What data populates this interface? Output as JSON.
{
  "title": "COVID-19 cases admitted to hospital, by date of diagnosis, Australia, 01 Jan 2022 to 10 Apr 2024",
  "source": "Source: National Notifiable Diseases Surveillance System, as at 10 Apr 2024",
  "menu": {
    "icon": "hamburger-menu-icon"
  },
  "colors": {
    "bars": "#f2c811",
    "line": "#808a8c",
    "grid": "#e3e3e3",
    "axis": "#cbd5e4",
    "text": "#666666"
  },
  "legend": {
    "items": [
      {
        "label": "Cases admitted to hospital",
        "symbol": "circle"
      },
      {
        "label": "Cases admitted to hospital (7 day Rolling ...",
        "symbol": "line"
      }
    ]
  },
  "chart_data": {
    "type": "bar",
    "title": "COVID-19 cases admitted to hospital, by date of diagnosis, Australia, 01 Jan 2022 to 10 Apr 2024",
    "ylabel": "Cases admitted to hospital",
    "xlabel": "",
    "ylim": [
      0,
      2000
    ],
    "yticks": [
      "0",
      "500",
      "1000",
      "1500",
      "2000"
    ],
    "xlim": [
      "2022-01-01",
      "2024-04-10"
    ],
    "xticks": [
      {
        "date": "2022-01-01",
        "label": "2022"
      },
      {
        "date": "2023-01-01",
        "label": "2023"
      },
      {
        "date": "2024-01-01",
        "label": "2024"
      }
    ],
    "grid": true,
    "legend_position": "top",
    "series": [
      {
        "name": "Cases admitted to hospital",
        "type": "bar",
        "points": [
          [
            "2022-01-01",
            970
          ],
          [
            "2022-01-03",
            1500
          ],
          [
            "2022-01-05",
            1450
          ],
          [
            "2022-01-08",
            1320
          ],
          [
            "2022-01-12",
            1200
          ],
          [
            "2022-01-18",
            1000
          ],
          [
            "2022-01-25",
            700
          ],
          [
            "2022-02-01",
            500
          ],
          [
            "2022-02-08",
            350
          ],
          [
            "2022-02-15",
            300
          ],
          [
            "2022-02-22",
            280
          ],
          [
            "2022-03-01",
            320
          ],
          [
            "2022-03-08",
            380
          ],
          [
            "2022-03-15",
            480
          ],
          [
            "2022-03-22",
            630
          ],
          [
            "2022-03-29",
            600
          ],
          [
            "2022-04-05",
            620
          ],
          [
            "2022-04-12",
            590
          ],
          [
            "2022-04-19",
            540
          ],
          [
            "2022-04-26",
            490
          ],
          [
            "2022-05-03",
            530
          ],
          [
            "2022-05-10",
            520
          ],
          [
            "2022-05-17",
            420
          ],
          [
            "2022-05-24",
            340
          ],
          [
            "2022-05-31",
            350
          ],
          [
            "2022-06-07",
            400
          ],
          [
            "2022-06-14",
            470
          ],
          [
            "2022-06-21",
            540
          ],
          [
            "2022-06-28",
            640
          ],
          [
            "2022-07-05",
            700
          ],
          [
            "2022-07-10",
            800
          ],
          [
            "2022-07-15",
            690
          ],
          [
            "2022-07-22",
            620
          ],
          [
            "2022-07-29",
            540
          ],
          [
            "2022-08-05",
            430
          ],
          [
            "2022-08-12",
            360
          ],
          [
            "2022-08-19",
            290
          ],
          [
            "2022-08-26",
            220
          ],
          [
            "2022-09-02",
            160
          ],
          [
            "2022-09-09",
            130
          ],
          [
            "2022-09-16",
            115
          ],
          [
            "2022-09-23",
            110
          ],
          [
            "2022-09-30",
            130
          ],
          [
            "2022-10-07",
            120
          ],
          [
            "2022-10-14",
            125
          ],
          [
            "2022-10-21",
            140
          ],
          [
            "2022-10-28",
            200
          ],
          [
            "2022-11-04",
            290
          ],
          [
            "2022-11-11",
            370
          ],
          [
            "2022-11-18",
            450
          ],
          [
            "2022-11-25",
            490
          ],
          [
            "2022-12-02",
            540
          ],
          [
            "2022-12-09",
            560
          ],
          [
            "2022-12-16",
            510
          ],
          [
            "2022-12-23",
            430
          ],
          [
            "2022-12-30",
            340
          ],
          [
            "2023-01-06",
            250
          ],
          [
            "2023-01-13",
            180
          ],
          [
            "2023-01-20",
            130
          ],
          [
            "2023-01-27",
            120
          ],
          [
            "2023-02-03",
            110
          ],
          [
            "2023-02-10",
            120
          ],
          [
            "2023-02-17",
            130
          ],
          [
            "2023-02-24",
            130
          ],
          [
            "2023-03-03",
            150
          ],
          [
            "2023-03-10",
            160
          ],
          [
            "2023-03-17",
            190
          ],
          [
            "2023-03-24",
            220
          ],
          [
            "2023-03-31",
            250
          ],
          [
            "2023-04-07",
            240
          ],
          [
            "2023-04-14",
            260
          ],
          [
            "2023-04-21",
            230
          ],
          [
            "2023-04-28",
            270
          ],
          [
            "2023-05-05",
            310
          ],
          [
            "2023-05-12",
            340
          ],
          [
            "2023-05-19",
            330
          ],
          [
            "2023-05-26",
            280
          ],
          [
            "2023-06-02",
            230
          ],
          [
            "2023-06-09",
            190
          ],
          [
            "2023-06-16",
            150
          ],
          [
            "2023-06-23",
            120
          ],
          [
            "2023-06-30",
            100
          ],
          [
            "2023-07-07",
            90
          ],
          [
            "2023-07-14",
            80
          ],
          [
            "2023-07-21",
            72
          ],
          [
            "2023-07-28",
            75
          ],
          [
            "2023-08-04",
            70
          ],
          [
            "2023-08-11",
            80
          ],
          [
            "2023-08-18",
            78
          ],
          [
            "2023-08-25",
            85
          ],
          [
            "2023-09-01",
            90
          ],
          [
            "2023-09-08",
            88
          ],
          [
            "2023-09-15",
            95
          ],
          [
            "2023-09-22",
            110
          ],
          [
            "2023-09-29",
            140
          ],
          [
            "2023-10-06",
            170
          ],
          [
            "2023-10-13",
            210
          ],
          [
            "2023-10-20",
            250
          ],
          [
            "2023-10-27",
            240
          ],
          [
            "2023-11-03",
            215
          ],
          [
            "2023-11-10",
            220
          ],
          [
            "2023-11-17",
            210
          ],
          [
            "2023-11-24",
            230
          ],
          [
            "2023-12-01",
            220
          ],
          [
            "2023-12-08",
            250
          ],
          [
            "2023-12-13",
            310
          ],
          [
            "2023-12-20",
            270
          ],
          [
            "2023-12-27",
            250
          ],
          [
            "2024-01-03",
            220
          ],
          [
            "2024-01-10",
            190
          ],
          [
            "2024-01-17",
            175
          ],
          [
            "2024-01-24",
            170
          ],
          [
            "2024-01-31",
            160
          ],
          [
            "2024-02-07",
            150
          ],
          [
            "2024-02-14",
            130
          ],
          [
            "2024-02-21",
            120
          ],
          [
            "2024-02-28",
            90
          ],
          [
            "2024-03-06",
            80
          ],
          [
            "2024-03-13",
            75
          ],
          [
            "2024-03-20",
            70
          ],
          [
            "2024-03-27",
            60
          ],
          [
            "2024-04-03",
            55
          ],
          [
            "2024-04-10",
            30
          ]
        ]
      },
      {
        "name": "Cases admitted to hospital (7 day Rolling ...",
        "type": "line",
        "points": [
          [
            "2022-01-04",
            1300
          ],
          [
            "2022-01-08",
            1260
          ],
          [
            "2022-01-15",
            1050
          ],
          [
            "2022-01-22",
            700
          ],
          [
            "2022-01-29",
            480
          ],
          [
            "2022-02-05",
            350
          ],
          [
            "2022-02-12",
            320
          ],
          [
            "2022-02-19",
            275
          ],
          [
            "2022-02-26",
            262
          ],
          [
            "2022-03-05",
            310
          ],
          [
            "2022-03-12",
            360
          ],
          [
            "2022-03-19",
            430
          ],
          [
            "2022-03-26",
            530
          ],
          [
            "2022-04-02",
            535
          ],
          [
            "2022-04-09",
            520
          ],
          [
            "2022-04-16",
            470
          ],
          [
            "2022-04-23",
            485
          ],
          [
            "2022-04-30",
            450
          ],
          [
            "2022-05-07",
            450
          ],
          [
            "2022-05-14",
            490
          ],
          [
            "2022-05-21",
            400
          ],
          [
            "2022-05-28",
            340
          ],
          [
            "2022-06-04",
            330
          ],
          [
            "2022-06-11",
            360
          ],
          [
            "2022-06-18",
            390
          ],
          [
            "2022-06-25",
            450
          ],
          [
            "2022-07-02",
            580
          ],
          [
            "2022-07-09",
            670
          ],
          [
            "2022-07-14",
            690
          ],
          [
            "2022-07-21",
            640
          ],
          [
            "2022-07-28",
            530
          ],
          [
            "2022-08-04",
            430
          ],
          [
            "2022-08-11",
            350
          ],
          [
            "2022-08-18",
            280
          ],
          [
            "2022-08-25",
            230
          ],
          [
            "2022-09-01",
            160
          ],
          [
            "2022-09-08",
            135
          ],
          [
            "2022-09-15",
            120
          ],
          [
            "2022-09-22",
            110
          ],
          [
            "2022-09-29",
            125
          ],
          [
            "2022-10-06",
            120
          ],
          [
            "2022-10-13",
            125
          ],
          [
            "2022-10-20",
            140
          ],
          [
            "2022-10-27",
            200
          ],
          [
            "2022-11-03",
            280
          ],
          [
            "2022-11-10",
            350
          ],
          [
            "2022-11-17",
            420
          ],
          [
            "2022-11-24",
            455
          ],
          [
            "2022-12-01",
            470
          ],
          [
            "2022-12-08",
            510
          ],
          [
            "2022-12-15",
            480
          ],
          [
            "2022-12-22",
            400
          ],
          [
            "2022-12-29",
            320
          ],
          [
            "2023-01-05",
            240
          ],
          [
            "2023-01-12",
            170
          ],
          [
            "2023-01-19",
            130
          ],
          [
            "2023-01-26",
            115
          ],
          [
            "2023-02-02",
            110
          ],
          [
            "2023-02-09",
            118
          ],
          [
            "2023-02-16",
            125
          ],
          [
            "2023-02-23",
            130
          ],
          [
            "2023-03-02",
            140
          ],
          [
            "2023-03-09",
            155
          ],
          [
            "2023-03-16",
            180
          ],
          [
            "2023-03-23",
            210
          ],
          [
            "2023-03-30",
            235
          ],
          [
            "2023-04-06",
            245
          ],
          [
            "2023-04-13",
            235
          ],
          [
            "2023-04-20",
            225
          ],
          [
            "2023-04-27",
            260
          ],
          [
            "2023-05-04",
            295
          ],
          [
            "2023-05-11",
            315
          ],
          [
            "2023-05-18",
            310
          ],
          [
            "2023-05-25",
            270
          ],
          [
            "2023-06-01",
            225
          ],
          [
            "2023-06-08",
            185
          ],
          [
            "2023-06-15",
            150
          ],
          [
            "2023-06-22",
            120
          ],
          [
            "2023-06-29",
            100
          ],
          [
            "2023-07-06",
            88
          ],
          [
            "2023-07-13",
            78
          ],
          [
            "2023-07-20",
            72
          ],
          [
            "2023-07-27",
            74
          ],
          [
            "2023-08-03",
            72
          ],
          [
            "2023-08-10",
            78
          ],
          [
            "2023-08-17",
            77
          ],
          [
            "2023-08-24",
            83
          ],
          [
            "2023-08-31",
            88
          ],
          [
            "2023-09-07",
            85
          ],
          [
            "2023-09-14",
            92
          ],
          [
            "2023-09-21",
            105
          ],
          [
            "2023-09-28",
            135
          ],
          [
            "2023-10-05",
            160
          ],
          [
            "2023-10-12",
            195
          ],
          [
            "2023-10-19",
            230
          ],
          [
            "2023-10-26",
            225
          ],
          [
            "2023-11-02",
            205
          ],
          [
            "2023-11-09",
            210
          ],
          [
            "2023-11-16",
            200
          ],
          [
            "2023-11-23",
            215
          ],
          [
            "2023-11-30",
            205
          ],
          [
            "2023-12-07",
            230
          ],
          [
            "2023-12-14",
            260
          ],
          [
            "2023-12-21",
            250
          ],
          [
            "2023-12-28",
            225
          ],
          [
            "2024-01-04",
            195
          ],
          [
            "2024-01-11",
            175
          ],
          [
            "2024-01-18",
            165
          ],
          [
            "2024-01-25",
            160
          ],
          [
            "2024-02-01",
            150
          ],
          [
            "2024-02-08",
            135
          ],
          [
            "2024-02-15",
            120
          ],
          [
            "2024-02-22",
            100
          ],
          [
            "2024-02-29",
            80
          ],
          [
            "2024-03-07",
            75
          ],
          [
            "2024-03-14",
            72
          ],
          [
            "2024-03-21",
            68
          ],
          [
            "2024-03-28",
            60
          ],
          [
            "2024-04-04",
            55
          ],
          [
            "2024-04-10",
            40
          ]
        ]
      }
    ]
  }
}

....

- [Goal]: Examine the entries and report how many of their lines contain the string "admitted", giving no more than the number.

- [Task answer]: 7